# WORK TO COMPLETE
Below are records; count the lines in them that hold "title" and give only the count.

** begin DATA EXTRACT **

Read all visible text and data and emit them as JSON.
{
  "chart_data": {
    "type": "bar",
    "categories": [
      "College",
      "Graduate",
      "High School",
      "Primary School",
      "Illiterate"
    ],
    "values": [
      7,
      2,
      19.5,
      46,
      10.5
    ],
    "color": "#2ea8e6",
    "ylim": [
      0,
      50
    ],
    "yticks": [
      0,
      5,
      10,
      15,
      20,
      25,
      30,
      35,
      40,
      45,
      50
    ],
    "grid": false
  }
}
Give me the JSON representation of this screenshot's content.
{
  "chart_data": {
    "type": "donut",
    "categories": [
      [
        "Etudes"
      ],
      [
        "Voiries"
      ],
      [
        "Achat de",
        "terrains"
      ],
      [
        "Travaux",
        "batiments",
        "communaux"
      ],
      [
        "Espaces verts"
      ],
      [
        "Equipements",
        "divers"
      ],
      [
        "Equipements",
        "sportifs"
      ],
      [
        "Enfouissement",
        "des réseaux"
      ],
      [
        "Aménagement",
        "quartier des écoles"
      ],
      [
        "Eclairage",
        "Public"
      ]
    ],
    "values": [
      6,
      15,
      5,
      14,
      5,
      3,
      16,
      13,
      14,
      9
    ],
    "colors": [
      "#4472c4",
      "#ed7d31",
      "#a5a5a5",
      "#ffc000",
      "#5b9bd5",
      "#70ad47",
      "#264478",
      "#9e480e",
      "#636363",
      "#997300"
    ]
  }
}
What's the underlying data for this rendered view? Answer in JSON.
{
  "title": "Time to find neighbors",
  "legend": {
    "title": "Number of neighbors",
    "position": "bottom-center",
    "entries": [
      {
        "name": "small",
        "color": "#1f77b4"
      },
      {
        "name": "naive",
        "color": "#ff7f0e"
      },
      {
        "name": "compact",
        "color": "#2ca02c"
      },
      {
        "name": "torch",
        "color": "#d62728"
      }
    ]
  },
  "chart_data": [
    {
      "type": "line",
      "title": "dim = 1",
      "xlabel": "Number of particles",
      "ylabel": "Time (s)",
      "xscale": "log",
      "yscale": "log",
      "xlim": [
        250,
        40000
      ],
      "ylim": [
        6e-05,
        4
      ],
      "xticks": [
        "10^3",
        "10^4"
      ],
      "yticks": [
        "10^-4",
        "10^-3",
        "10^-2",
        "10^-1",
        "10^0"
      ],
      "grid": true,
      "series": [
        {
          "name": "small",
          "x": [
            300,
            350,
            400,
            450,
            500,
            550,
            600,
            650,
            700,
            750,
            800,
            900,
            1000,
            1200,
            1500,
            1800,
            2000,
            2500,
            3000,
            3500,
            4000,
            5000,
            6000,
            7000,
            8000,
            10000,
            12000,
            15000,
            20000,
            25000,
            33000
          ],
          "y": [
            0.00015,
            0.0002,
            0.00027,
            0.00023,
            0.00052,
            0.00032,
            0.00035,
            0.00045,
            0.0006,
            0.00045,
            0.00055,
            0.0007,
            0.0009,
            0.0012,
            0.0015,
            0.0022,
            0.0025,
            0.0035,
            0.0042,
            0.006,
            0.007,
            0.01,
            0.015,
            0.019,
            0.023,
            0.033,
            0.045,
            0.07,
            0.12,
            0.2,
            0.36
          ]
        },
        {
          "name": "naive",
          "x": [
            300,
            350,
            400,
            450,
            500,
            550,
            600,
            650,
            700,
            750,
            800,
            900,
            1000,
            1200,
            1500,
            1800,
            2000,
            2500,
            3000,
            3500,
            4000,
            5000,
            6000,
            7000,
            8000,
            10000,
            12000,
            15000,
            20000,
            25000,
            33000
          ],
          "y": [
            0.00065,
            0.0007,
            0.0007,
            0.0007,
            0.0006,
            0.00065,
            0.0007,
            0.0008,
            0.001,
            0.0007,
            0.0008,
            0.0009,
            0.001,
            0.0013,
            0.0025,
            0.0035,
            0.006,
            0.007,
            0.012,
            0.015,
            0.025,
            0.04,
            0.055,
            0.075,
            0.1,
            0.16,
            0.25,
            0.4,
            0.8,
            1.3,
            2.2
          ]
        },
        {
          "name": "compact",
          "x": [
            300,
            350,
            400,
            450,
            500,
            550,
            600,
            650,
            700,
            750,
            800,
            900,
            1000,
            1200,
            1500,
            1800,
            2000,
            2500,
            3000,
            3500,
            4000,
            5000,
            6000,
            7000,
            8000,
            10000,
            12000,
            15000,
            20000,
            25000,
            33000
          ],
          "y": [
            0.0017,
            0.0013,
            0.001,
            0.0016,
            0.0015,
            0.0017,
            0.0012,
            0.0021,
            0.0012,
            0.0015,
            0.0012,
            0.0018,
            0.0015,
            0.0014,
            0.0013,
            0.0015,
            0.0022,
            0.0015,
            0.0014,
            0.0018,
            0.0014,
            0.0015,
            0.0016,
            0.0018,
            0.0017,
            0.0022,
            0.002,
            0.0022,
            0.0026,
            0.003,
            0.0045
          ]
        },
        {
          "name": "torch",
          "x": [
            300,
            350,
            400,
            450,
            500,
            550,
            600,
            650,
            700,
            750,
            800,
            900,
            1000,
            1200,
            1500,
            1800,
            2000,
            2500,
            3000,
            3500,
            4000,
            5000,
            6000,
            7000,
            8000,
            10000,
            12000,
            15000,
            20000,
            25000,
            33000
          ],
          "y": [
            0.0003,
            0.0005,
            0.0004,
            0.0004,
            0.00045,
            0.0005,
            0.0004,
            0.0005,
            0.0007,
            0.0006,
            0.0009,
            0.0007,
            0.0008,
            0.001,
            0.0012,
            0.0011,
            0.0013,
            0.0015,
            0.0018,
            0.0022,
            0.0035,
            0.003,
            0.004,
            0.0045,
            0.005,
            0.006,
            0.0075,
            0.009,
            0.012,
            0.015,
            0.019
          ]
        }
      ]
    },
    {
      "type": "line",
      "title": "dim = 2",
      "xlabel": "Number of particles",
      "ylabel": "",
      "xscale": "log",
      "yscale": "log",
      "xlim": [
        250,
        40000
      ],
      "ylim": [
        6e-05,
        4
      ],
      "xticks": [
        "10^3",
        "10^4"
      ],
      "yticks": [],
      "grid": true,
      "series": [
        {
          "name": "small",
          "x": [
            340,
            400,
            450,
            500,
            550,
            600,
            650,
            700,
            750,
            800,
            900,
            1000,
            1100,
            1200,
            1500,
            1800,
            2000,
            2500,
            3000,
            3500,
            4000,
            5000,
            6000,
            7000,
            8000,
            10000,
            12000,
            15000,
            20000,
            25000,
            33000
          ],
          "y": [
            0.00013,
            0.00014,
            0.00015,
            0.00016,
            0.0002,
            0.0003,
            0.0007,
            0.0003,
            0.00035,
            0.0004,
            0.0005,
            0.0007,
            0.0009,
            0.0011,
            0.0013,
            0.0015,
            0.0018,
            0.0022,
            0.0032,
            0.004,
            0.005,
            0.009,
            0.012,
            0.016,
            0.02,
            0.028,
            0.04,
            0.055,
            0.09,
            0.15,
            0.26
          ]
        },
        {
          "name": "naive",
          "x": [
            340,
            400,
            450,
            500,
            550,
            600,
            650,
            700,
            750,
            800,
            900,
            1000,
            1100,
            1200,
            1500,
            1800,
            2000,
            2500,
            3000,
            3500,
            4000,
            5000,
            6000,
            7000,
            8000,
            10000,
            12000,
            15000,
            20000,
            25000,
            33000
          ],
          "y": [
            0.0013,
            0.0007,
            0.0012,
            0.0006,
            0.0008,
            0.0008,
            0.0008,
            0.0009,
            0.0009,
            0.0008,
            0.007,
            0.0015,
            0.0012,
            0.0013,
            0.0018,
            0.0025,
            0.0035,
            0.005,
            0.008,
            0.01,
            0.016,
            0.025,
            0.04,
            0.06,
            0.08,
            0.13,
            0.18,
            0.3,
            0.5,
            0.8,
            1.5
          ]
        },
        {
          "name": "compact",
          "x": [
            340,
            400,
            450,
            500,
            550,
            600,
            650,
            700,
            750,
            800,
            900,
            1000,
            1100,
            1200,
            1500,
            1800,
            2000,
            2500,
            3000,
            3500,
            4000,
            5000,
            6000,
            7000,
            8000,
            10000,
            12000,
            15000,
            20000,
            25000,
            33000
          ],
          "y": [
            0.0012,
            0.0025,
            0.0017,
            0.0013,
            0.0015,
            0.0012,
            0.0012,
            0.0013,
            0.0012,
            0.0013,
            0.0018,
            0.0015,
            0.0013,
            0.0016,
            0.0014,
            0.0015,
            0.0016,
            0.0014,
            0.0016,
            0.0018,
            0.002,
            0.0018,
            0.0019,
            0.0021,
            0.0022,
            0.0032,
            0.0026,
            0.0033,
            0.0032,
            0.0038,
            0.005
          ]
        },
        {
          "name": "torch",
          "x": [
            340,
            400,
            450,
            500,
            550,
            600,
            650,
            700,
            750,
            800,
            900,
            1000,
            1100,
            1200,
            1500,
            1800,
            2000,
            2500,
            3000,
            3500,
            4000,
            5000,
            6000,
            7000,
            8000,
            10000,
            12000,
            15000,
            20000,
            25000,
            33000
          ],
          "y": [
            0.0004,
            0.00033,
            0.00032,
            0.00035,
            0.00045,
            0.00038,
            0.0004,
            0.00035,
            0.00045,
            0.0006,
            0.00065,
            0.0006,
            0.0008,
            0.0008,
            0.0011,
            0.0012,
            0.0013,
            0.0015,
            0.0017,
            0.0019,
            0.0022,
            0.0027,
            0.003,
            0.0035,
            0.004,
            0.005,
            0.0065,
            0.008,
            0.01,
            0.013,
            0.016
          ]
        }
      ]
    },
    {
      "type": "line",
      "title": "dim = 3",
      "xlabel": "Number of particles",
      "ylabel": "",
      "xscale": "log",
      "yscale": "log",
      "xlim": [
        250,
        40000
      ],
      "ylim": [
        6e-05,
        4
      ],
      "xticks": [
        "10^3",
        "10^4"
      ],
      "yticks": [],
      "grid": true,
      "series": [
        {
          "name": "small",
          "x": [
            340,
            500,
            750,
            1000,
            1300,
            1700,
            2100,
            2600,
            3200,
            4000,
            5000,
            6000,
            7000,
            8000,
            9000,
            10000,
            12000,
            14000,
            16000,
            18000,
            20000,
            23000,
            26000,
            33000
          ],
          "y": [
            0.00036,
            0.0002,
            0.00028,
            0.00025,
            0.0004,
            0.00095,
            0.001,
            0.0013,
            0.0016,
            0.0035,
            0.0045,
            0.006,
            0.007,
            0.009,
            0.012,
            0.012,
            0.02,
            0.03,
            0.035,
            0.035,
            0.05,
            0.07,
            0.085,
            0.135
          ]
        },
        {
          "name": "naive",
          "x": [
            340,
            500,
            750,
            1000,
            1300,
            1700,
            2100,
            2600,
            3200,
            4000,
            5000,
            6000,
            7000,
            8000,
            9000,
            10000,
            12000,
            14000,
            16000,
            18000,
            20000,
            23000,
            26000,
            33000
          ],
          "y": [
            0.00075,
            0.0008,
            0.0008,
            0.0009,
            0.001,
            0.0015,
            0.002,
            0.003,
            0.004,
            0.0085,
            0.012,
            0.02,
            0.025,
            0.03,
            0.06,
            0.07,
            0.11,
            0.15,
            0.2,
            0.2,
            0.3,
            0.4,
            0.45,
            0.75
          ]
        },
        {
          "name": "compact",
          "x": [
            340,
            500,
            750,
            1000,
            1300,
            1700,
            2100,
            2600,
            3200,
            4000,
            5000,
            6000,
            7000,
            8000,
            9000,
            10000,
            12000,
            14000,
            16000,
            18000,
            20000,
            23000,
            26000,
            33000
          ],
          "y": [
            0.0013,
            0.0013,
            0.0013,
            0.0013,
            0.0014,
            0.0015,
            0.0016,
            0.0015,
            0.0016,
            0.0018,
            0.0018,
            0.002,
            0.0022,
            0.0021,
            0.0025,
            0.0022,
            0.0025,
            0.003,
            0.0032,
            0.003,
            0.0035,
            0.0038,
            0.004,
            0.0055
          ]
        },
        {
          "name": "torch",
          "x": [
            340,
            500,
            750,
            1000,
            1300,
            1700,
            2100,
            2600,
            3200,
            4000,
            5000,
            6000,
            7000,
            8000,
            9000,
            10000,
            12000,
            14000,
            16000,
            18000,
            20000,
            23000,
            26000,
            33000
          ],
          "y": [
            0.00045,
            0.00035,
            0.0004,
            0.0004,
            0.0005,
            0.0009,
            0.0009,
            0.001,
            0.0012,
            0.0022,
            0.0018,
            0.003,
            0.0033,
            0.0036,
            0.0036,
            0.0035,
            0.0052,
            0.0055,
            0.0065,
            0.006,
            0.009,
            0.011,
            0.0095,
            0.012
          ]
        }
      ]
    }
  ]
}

** end DATA EXTRACT **

# RESPONSE BELOW
5